> **Data extract**:
[start]

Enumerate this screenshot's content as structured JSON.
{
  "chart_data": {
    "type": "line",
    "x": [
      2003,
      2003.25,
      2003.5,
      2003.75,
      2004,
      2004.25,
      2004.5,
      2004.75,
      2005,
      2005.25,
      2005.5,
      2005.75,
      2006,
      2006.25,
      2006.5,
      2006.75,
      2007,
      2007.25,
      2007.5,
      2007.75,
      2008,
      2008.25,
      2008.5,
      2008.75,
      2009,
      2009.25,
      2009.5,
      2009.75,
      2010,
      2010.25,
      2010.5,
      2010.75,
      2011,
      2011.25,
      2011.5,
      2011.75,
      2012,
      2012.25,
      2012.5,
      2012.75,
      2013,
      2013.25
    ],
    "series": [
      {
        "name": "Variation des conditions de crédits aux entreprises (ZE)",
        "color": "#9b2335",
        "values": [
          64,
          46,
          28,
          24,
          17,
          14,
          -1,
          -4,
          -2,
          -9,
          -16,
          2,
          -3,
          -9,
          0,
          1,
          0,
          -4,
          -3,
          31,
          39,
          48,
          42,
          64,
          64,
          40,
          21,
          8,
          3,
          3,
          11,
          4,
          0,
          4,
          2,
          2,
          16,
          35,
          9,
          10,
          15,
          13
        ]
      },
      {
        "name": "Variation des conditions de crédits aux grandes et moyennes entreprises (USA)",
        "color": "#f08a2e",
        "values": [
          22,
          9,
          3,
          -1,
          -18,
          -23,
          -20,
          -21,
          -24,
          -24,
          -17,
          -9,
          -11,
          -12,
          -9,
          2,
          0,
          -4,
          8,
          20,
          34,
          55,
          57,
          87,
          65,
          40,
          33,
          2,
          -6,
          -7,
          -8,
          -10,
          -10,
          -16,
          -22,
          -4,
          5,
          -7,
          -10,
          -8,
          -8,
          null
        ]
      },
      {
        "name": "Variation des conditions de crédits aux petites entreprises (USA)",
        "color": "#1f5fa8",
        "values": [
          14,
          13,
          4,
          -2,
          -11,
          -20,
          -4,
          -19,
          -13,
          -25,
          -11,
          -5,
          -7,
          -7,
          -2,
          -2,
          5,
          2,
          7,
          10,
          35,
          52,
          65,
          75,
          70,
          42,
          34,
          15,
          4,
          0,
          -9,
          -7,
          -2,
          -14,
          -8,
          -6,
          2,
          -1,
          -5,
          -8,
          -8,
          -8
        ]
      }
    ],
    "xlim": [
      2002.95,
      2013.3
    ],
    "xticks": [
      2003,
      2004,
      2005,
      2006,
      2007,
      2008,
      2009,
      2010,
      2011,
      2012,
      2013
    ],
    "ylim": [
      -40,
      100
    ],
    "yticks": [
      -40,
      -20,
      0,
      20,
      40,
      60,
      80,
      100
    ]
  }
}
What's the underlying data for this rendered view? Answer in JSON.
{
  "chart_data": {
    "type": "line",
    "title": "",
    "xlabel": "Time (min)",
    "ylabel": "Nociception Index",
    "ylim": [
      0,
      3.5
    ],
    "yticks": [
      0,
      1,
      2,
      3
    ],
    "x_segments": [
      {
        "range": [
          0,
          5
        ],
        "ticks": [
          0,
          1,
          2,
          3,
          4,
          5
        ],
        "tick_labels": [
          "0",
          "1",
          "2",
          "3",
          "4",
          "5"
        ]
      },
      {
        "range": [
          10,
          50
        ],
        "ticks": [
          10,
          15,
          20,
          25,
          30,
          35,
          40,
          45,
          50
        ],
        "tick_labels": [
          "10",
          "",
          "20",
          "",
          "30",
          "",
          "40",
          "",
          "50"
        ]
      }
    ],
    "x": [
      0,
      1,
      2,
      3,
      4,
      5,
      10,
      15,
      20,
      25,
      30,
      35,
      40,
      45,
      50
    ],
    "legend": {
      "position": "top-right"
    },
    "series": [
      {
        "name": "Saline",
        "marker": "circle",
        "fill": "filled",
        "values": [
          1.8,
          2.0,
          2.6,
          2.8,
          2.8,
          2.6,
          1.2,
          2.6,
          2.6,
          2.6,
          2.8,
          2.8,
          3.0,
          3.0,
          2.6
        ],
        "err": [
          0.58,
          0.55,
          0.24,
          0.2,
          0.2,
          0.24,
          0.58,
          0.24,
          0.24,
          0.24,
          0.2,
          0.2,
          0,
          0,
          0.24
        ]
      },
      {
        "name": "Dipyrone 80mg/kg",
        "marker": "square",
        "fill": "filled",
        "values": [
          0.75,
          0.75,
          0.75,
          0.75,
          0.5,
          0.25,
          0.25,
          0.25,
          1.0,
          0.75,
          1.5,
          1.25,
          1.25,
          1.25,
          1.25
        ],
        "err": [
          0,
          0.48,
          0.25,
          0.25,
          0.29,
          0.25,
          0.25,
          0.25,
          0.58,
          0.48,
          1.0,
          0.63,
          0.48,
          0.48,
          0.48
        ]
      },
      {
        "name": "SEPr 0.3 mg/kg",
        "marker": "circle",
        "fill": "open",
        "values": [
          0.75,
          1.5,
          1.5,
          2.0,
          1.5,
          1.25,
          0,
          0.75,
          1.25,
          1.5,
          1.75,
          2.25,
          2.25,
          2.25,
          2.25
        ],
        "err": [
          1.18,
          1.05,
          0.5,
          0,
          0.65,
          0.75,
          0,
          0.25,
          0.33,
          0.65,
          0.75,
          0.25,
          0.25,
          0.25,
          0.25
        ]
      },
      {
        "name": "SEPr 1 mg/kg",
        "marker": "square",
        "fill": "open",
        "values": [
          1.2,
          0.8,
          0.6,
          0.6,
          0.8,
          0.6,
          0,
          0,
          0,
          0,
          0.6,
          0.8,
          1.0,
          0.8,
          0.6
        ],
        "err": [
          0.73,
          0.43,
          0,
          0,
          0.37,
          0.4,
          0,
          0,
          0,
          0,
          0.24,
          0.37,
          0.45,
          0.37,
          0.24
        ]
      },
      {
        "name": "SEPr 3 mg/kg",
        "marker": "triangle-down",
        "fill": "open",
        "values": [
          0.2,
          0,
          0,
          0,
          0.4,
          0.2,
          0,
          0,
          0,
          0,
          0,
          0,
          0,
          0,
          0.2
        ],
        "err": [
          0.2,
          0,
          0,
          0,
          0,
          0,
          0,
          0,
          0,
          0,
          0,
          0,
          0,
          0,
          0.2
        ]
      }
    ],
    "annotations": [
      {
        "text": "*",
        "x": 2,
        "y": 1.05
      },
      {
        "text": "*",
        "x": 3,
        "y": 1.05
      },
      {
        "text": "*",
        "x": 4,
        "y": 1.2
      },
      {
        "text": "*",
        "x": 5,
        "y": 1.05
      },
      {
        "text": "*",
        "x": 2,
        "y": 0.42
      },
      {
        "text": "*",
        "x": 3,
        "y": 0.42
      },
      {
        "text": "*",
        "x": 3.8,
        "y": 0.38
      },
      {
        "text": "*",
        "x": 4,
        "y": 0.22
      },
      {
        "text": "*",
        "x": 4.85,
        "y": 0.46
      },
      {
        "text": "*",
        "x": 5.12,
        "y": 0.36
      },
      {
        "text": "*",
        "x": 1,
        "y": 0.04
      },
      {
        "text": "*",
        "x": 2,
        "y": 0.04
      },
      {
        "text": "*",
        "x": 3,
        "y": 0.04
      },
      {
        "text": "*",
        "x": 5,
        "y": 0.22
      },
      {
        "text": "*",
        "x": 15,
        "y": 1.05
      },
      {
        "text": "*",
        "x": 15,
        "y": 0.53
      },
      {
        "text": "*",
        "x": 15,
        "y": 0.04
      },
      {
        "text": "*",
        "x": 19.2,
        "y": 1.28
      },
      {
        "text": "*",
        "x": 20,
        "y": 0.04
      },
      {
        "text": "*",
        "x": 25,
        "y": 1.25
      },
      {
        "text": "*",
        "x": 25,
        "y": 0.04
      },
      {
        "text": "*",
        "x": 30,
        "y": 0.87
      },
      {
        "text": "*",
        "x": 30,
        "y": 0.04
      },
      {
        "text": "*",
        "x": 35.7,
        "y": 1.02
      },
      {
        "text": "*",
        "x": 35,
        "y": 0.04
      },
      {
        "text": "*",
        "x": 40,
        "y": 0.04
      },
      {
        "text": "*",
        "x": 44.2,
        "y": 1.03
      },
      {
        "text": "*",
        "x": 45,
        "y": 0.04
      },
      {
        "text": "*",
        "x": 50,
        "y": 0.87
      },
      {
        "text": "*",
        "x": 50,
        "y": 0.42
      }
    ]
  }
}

[end]

> **Aim**:
Which lines include "entreprises"? Copy each of them out.

> **Result**:
        "name": "Variation des conditions de crédits aux entreprises (ZE)",
        "name": "Variation des conditions de crédits aux grandes et moyennes entreprises (USA)",
        "name": "Variation des conditions de crédits aux petites entreprises (USA)",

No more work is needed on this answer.